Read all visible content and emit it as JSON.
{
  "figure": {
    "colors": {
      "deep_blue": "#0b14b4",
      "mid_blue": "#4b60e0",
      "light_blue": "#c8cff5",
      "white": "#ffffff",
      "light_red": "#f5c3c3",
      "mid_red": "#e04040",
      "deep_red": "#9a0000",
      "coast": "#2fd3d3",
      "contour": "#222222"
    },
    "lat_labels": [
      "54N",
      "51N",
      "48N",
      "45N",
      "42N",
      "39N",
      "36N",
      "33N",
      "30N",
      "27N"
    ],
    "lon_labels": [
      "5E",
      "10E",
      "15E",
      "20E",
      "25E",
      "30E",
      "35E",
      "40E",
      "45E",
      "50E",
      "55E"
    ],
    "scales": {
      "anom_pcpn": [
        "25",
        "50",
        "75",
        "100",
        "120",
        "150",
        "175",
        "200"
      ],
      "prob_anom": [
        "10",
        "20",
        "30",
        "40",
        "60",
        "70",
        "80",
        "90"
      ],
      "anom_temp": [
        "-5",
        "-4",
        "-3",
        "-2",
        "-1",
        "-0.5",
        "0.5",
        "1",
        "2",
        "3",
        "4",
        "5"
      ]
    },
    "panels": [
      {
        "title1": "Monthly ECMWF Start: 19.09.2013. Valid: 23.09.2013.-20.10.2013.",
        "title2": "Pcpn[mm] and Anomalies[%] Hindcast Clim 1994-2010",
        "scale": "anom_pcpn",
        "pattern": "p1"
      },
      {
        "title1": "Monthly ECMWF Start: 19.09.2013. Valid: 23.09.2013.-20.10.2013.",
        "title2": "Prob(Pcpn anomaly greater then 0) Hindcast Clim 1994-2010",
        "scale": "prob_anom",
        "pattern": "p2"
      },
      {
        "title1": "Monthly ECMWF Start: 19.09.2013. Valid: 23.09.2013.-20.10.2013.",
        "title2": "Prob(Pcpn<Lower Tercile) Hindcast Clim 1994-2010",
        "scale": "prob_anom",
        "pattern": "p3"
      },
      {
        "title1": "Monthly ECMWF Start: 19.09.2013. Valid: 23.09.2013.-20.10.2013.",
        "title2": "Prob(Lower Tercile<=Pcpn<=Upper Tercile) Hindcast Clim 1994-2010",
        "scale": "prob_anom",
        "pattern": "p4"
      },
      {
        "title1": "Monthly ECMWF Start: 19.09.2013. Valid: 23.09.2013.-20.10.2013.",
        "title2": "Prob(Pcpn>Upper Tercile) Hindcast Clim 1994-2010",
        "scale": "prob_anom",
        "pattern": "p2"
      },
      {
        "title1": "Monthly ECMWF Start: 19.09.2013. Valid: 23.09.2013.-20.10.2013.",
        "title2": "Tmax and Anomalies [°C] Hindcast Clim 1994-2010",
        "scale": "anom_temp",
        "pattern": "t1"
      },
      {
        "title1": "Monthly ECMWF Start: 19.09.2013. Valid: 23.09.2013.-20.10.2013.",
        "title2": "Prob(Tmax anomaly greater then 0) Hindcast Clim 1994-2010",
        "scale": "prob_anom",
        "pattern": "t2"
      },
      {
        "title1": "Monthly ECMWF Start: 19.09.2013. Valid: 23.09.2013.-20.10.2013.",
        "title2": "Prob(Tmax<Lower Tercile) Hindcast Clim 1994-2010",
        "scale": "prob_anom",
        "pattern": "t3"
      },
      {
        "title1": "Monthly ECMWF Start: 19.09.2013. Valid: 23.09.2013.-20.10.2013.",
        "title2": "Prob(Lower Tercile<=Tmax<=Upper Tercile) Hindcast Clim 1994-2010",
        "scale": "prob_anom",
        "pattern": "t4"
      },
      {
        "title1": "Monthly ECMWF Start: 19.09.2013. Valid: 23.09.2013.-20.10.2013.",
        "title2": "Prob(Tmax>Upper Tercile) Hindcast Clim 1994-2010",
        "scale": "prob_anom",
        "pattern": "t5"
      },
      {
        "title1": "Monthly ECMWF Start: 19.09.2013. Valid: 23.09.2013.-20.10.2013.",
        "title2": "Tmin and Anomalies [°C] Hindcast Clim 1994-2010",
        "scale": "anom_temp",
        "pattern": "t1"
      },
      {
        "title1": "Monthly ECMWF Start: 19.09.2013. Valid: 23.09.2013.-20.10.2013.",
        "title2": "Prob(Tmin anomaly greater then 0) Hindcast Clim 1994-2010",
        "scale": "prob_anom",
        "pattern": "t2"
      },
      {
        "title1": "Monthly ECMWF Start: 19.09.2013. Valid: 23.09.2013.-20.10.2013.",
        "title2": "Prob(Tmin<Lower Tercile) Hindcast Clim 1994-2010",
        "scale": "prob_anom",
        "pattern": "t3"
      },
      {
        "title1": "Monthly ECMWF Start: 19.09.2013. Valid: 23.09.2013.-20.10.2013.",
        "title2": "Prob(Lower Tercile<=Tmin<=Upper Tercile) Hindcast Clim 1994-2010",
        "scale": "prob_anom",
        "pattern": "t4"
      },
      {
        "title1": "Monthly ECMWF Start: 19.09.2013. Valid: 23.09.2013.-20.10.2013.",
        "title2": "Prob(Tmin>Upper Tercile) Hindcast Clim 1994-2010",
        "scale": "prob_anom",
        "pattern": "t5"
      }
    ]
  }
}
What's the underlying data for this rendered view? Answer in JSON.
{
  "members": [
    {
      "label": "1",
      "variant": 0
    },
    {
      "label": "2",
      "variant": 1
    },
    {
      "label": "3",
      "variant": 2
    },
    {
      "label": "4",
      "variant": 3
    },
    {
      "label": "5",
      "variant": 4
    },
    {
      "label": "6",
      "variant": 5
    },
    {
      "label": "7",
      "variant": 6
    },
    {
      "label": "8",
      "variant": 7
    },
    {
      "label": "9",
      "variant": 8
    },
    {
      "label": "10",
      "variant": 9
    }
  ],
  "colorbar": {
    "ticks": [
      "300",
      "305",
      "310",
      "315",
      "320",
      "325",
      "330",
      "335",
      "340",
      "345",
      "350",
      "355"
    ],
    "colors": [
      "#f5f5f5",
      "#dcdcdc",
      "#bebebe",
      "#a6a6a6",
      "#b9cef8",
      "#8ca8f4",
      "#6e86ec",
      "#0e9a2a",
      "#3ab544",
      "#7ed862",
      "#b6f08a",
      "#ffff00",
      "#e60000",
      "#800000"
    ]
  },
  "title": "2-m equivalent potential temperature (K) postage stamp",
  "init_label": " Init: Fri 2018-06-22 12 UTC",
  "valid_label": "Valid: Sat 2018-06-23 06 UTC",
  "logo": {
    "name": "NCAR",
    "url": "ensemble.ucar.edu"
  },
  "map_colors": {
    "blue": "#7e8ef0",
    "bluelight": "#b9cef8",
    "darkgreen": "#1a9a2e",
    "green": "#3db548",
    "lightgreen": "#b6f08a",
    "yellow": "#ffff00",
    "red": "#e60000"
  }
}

→ WHAT TO DO
Copy all the records above precisely.

→ FINAL RESULT
Read all visible content and emit it as JSON.
{
  "figure": {
    "colors": {
      "deep_blue": "#0b14b4",
      "mid_blue": "#4b60e0",
      "light_blue": "#c8cff5",
      "white": "#ffffff",
      "light_red": "#f5c3c3",
      "mid_red": "#e04040",
      "deep_red": "#9a0000",
      "coast": "#2fd3d3",
      "contour": "#222222"
    },
    "lat_labels": [
      "54N",
      "51N",
      "48N",
      "45N",
      "42N",
      "39N",
      "36N",
      "33N",
      "30N",
      "27N"
    ],
    "lon_labels": [
      "5E",
      "10E",
      "15E",
      "20E",
      "25E",
      "30E",
      "35E",
      "40E",
      "45E",
      "50E",
      "55E"
    ],
    "scales": {
      "anom_pcpn": [
        "25",
        "50",
        "75",
        "100",
        "120",
        "150",
        "175",
        "200"
      ],
      "prob_anom": [
        "10",
        "20",
        "30",
        "40",
        "60",
        "70",
        "80",
        "90"
      ],
      "anom_temp": [
        "-5",
        "-4",
        "-3",
        "-2",
        "-1",
        "-0.5",
        "0.5",
        "1",
        "2",
        "3",
        "4",
        "5"
      ]
    },
    "panels": [
      {
        "title1": "Monthly ECMWF Start: 19.09.2013. Valid: 23.09.2013.-20.10.2013.",
        "title2": "Pcpn[mm] and Anomalies[%] Hindcast Clim 1994-2010",
        "scale": "anom_pcpn",
        "pattern": "p1"
      },
      {
        "title1": "Monthly ECMWF Start: 19.09.2013. Valid: 23.09.2013.-20.10.2013.",
        "title2": "Prob(Pcpn anomaly greater then 0) Hindcast Clim 1994-2010",
        "scale": "prob_anom",
        "pattern": "p2"
      },
      {
        "title1": "Monthly ECMWF Start: 19.09.2013. Valid: 23.09.2013.-20.10.2013.",
        "title2": "Prob(Pcpn<Lower Tercile) Hindcast Clim 1994-2010",
        "scale": "prob_anom",
        "pattern": "p3"
      },
      {
        "title1": "Monthly ECMWF Start: 19.09.2013. Valid: 23.09.2013.-20.10.2013.",
        "title2": "Prob(Lower Tercile<=Pcpn<=Upper Tercile) Hindcast Clim 1994-2010",
        "scale": "prob_anom",
        "pattern": "p4"
      },
      {
        "title1": "Monthly ECMWF Start: 19.09.2013. Valid: 23.09.2013.-20.10.2013.",
        "title2": "Prob(Pcpn>Upper Tercile) Hindcast Clim 1994-2010",
        "scale": "prob_anom",
        "pattern": "p2"
      },
      {
        "title1": "Monthly ECMWF Start: 19.09.2013. Valid: 23.09.2013.-20.10.2013.",
        "title2": "Tmax and Anomalies [°C] Hindcast Clim 1994-2010",
        "scale": "anom_temp",
        "pattern": "t1"
      },
      {
        "title1": "Monthly ECMWF Start: 19.09.2013. Valid: 23.09.2013.-20.10.2013.",
        "title2": "Prob(Tmax anomaly greater then 0) Hindcast Clim 1994-2010",
        "scale": "prob_anom",
        "pattern": "t2"
      },
      {
        "title1": "Monthly ECMWF Start: 19.09.2013. Valid: 23.09.2013.-20.10.2013.",
        "title2": "Prob(Tmax<Lower Tercile) Hindcast Clim 1994-2010",
        "scale": "prob_anom",
        "pattern": "t3"
      },
      {
        "title1": "Monthly ECMWF Start: 19.09.2013. Valid: 23.09.2013.-20.10.2013.",
        "title2": "Prob(Lower Tercile<=Tmax<=Upper Tercile) Hindcast Clim 1994-2010",
        "scale": "prob_anom",
        "pattern": "t4"
      },
      {
        "title1": "Monthly ECMWF Start: 19.09.2013. Valid: 23.09.2013.-20.10.2013.",
        "title2": "Prob(Tmax>Upper Tercile) Hindcast Clim 1994-2010",
        "scale": "prob_anom",
        "pattern": "t5"
      },
      {
        "title1": "Monthly ECMWF Start: 19.09.2013. Valid: 23.09.2013.-20.10.2013.",
        "title2": "Tmin and Anomalies [°C] Hindcast Clim 1994-2010",
        "scale": "anom_temp",
        "pattern": "t1"
      },
      {
        "title1": "Monthly ECMWF Start: 19.09.2013. Valid: 23.09.2013.-20.10.2013.",
        "title2": "Prob(Tmin anomaly greater then 0) Hindcast Clim 1994-2010",
        "scale": "prob_anom",
        "pattern": "t2"
      },
      {
        "title1": "Monthly ECMWF Start: 19.09.2013. Valid: 23.09.2013.-20.10.2013.",
        "title2": "Prob(Tmin<Lower Tercile) Hindcast Clim 1994-2010",
        "scale": "prob_anom",
        "pattern": "t3"
      },
      {
        "title1": "Monthly ECMWF Start: 19.09.2013. Valid: 23.09.2013.-20.10.2013.",
        "title2": "Prob(Lower Tercile<=Tmin<=Upper Tercile) Hindcast Clim 1994-2010",
        "scale": "prob_anom",
        "pattern": "t4"
      },
      {
        "title1": "Monthly ECMWF Start: 19.09.2013. Valid: 23.09.2013.-20.10.2013.",
        "title2": "Prob(Tmin>Upper Tercile) Hindcast Clim 1994-2010",
        "scale": "prob_anom",
        "pattern": "t5"
      }
    ]
  }
}
What's the underlying data for this rendered view? Answer in JSON.
{
  "members": [
    {
      "label": "1",
      "variant": 0
    },
    {
      "label": "2",
      "variant": 1
    },
    {
      "label": "3",
      "variant": 2
    },
    {
      "label": "4",
      "variant": 3
    },
    {
      "label": "5",
      "variant": 4
    },
    {
      "label": "6",
      "variant": 5
    },
    {
      "label": "7",
      "variant": 6
    },
    {
      "label": "8",
      "variant": 7
    },
    {
      "label": "9",
      "variant": 8
    },
    {
      "label": "10",
      "variant": 9
    }
  ],
  "colorbar": {
    "ticks": [
      "300",
      "305",
      "310",
      "315",
      "320",
      "325",
      "330",
      "335",
      "340",
      "345",
      "350",
      "355"
    ],
    "colors": [
      "#f5f5f5",
      "#dcdcdc",
      "#bebebe",
      "#a6a6a6",
      "#b9cef8",
      "#8ca8f4",
      "#6e86ec",
      "#0e9a2a",
      "#3ab544",
      "#7ed862",
      "#b6f08a",
      "#ffff00",
      "#e60000",
      "#800000"
    ]
  },
  "title": "2-m equivalent potential temperature (K) postage stamp",
  "init_label": " Init: Fri 2018-06-22 12 UTC",
  "valid_label": "Valid: Sat 2018-06-23 06 UTC",
  "logo": {
    "name": "NCAR",
    "url": "ensemble.ucar.edu"
  },
  "map_colors": {
    "blue": "#7e8ef0",
    "bluelight": "#b9cef8",
    "darkgreen": "#1a9a2e",
    "green": "#3db548",
    "lightgreen": "#b6f08a",
    "yellow": "#ffff00",
    "red": "#e60000"
  }
}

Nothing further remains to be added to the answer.